Would you quote the material below in full and unchanged?

── Given data ──

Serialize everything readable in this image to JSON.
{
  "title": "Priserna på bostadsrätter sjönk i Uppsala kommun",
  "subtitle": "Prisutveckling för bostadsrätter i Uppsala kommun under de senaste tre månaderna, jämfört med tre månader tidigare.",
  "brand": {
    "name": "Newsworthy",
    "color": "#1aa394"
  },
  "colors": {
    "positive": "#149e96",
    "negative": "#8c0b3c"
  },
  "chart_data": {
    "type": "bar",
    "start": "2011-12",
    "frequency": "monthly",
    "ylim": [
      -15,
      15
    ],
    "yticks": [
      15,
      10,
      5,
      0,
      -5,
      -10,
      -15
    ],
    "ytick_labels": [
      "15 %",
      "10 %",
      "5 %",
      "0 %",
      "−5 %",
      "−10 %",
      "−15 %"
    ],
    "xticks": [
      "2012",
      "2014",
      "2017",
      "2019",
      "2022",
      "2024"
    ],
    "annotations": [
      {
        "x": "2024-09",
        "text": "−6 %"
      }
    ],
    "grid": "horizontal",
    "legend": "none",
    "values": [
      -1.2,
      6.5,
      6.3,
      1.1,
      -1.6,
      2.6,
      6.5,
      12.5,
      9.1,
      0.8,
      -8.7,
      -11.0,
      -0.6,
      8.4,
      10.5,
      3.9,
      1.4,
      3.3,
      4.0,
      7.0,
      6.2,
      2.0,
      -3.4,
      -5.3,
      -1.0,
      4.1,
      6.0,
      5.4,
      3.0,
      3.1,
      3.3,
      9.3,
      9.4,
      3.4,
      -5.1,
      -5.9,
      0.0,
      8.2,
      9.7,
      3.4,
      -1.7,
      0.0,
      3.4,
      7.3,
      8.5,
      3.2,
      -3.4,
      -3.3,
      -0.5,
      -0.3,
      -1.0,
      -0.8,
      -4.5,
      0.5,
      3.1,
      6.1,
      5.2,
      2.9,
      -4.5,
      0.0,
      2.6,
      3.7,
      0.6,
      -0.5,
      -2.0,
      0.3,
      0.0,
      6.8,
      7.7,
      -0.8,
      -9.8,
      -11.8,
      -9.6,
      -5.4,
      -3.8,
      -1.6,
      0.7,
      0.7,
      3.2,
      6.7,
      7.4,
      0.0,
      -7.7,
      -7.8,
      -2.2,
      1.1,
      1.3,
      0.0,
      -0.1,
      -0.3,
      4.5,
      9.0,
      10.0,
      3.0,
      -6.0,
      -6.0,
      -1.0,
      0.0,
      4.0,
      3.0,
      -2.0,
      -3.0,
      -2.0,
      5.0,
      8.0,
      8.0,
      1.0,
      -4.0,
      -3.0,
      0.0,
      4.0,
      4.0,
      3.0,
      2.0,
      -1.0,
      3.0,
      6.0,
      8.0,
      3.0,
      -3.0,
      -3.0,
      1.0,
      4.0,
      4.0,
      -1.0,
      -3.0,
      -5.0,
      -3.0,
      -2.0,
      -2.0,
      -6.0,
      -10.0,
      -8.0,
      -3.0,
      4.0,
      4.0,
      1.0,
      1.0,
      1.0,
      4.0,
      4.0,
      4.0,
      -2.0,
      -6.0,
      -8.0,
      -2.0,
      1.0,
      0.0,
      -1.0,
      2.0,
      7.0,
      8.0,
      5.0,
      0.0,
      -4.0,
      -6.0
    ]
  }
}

───

[Finished answer]
Serialize everything readable in this image to JSON.
{
  "title": "Priserna på bostadsrätter sjönk i Uppsala kommun",
  "subtitle": "Prisutveckling för bostadsrätter i Uppsala kommun under de senaste tre månaderna, jämfört med tre månader tidigare.",
  "brand": {
    "name": "Newsworthy",
    "color": "#1aa394"
  },
  "colors": {
    "positive": "#149e96",
    "negative": "#8c0b3c"
  },
  "chart_data": {
    "type": "bar",
    "start": "2011-12",
    "frequency": "monthly",
    "ylim": [
      -15,
      15
    ],
    "yticks": [
      15,
      10,
      5,
      0,
      -5,
      -10,
      -15
    ],
    "ytick_labels": [
      "15 %",
      "10 %",
      "5 %",
      "0 %",
      "−5 %",
      "−10 %",
      "−15 %"
    ],
    "xticks": [
      "2012",
      "2014",
      "2017",
      "2019",
      "2022",
      "2024"
    ],
    "annotations": [
      {
        "x": "2024-09",
        "text": "−6 %"
      }
    ],
    "grid": "horizontal",
    "legend": "none",
    "values": [
      -1.2,
      6.5,
      6.3,
      1.1,
      -1.6,
      2.6,
      6.5,
      12.5,
      9.1,
      0.8,
      -8.7,
      -11.0,
      -0.6,
      8.4,
      10.5,
      3.9,
      1.4,
      3.3,
      4.0,
      7.0,
      6.2,
      2.0,
      -3.4,
      -5.3,
      -1.0,
      4.1,
      6.0,
      5.4,
      3.0,
      3.1,
      3.3,
      9.3,
      9.4,
      3.4,
      -5.1,
      -5.9,
      0.0,
      8.2,
      9.7,
      3.4,
      -1.7,
      0.0,
      3.4,
      7.3,
      8.5,
      3.2,
      -3.4,
      -3.3,
      -0.5,
      -0.3,
      -1.0,
      -0.8,
      -4.5,
      0.5,
      3.1,
      6.1,
      5.2,
      2.9,
      -4.5,
      0.0,
      2.6,
      3.7,
      0.6,
      -0.5,
      -2.0,
      0.3,
      0.0,
      6.8,
      7.7,
      -0.8,
      -9.8,
      -11.8,
      -9.6,
      -5.4,
      -3.8,
      -1.6,
      0.7,
      0.7,
      3.2,
      6.7,
      7.4,
      0.0,
      -7.7,
      -7.8,
      -2.2,
      1.1,
      1.3,
      0.0,
      -0.1,
      -0.3,
      4.5,
      9.0,
      10.0,
      3.0,
      -6.0,
      -6.0,
      -1.0,
      0.0,
      4.0,
      3.0,
      -2.0,
      -3.0,
      -2.0,
      5.0,
      8.0,
      8.0,
      1.0,
      -4.0,
      -3.0,
      0.0,
      4.0,
      4.0,
      3.0,
      2.0,
      -1.0,
      3.0,
      6.0,
      8.0,
      3.0,
      -3.0,
      -3.0,
      1.0,
      4.0,
      4.0,
      -1.0,
      -3.0,
      -5.0,
      -3.0,
      -2.0,
      -2.0,
      -6.0,
      -10.0,
      -8.0,
      -3.0,
      4.0,
      4.0,
      1.0,
      1.0,
      1.0,
      4.0,
      4.0,
      4.0,
      -2.0,
      -6.0,
      -8.0,
      -2.0,
      1.0,
      0.0,
      -1.0,
      2.0,
      7.0,
      8.0,
      5.0,
      0.0,
      -4.0,
      -6.0
    ]
  }
}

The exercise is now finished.